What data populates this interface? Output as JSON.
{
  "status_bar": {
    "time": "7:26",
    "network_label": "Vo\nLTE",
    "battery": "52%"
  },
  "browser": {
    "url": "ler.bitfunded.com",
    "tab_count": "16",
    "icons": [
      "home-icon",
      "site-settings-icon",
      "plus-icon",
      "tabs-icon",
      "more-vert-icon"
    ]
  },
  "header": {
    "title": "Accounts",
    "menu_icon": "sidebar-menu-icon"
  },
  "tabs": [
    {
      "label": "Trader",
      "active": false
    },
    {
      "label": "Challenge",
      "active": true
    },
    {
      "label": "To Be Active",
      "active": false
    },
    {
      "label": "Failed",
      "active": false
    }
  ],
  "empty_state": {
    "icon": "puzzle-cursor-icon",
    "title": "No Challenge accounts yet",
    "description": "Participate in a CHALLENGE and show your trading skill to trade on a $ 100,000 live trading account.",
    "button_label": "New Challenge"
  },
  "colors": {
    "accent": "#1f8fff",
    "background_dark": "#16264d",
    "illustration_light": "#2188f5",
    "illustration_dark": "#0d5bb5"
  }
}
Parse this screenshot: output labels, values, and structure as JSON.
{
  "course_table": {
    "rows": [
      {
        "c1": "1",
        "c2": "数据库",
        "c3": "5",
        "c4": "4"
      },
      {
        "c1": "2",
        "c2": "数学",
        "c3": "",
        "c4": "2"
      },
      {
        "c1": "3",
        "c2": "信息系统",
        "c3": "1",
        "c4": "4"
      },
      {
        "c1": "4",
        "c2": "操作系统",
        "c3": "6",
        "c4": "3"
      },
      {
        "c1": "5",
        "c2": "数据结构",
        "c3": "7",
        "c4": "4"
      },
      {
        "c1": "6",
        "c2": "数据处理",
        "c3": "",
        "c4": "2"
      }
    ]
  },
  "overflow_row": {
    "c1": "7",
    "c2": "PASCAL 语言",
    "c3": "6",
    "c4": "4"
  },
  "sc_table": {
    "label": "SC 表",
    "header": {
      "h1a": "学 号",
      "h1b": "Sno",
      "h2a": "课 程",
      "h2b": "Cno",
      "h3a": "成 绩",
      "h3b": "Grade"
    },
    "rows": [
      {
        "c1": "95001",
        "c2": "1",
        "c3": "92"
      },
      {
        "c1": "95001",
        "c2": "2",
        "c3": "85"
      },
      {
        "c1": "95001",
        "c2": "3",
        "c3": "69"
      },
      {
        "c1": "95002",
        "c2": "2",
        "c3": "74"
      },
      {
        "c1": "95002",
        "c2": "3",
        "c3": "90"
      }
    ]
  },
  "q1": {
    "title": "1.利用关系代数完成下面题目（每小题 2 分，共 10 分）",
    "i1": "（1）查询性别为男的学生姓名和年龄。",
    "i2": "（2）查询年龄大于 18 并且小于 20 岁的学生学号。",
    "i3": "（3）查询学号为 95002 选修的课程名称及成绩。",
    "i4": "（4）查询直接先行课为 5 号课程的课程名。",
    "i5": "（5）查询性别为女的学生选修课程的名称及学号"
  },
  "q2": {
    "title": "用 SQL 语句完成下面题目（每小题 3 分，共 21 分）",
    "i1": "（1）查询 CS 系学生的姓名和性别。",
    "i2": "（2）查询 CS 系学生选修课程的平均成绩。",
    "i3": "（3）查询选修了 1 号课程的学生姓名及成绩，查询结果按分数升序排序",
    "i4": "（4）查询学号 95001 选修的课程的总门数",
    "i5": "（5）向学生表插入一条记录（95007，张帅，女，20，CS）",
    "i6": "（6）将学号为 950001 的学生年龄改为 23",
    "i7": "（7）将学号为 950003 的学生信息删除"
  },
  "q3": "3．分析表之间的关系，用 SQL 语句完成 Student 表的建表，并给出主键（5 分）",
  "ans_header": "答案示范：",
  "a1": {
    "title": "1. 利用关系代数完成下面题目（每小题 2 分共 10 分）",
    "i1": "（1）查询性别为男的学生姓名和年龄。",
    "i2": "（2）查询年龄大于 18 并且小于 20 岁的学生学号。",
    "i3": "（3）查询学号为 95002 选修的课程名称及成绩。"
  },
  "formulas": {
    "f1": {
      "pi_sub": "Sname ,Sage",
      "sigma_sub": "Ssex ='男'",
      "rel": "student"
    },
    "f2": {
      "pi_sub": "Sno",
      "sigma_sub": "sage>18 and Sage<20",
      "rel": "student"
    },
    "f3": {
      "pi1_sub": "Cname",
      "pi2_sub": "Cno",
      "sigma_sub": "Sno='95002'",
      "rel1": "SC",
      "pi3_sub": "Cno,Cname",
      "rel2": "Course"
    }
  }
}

### Exercise requirements:
Copy out each line exactly.

### Solution for this task:
What data populates this interface? Output as JSON.
{
  "status_bar": {
    "time": "7:26",
    "network_label": "Vo\nLTE",
    "battery": "52%"
  },
  "browser": {
    "url": "ler.bitfunded.com",
    "tab_count": "16",
    "icons": [
      "home-icon",
      "site-settings-icon",
      "plus-icon",
      "tabs-icon",
      "more-vert-icon"
    ]
  },
  "header": {
    "title": "Accounts",
    "menu_icon": "sidebar-menu-icon"
  },
  "tabs": [
    {
      "label": "Trader",
      "active": false
    },
    {
      "label": "Challenge",
      "active": true
    },
    {
      "label": "To Be Active",
      "active": false
    },
    {
      "label": "Failed",
      "active": false
    }
  ],
  "empty_state": {
    "icon": "puzzle-cursor-icon",
    "title": "No Challenge accounts yet",
    "description": "Participate in a CHALLENGE and show your trading skill to trade on a $ 100,000 live trading account.",
    "button_label": "New Challenge"
  },
  "colors": {
    "accent": "#1f8fff",
    "background_dark": "#16264d",
    "illustration_light": "#2188f5",
    "illustration_dark": "#0d5bb5"
  }
}
Parse this screenshot: output labels, values, and structure as JSON.
{
  "course_table": {
    "rows": [
      {
        "c1": "1",
        "c2": "数据库",
        "c3": "5",
        "c4": "4"
      },
      {
        "c1": "2",
        "c2": "数学",
        "c3": "",
        "c4": "2"
      },
      {
        "c1": "3",
        "c2": "信息系统",
        "c3": "1",
        "c4": "4"
      },
      {
        "c1": "4",
        "c2": "操作系统",
        "c3": "6",
        "c4": "3"
      },
      {
        "c1": "5",
        "c2": "数据结构",
        "c3": "7",
        "c4": "4"
      },
      {
        "c1": "6",
        "c2": "数据处理",
        "c3": "",
        "c4": "2"
      }
    ]
  },
  "overflow_row": {
    "c1": "7",
    "c2": "PASCAL 语言",
    "c3": "6",
    "c4": "4"
  },
  "sc_table": {
    "label": "SC 表",
    "header": {
      "h1a": "学 号",
      "h1b": "Sno",
      "h2a": "课 程",
      "h2b": "Cno",
      "h3a": "成 绩",
      "h3b": "Grade"
    },
    "rows": [
      {
        "c1": "95001",
        "c2": "1",
        "c3": "92"
      },
      {
        "c1": "95001",
        "c2": "2",
        "c3": "85"
      },
      {
        "c1": "95001",
        "c2": "3",
        "c3": "69"
      },
      {
        "c1": "95002",
        "c2": "2",
        "c3": "74"
      },
      {
        "c1": "95002",
        "c2": "3",
        "c3": "90"
      }
    ]
  },
  "q1": {
    "title": "1.利用关系代数完成下面题目（每小题 2 分，共 10 分）",
    "i1": "（1）查询性别为男的学生姓名和年龄。",
    "i2": "（2）查询年龄大于 18 并且小于 20 岁的学生学号。",
    "i3": "（3）查询学号为 95002 选修的课程名称及成绩。",
    "i4": "（4）查询直接先行课为 5 号课程的课程名。",
    "i5": "（5）查询性别为女的学生选修课程的名称及学号"
  },
  "q2": {
    "title": "用 SQL 语句完成下面题目（每小题 3 分，共 21 分）",
    "i1": "（1）查询 CS 系学生的姓名和性别。",
    "i2": "（2）查询 CS 系学生选修课程的平均成绩。",
    "i3": "（3）查询选修了 1 号课程的学生姓名及成绩，查询结果按分数升序排序",
    "i4": "（4）查询学号 95001 选修的课程的总门数",
    "i5": "（5）向学生表插入一条记录（95007，张帅，女，20，CS）",
    "i6": "（6）将学号为 950001 的学生年龄改为 23",
    "i7": "（7）将学号为 950003 的学生信息删除"
  },
  "q3": "3．分析表之间的关系，用 SQL 语句完成 Student 表的建表，并给出主键（5 分）",
  "ans_header": "答案示范：",
  "a1": {
    "title": "1. 利用关系代数完成下面题目（每小题 2 分共 10 分）",
    "i1": "（1）查询性别为男的学生姓名和年龄。",
    "i2": "（2）查询年龄大于 18 并且小于 20 岁的学生学号。",
    "i3": "（3）查询学号为 95002 选修的课程名称及成绩。"
  },
  "formulas": {
    "f1": {
      "pi_sub": "Sname ,Sage",
      "sigma_sub": "Ssex ='男'",
      "rel": "student"
    },
    "f2": {
      "pi_sub": "Sno",
      "sigma_sub": "sage>18 and Sage<20",
      "rel": "student"
    },
    "f3": {
      "pi1_sub": "Cname",
      "pi2_sub": "Cno",
      "sigma_sub": "Sno='95002'",
      "rel1": "SC",
      "pi3_sub": "Cno,Cname",
      "rel2": "Course"
    }
  }
}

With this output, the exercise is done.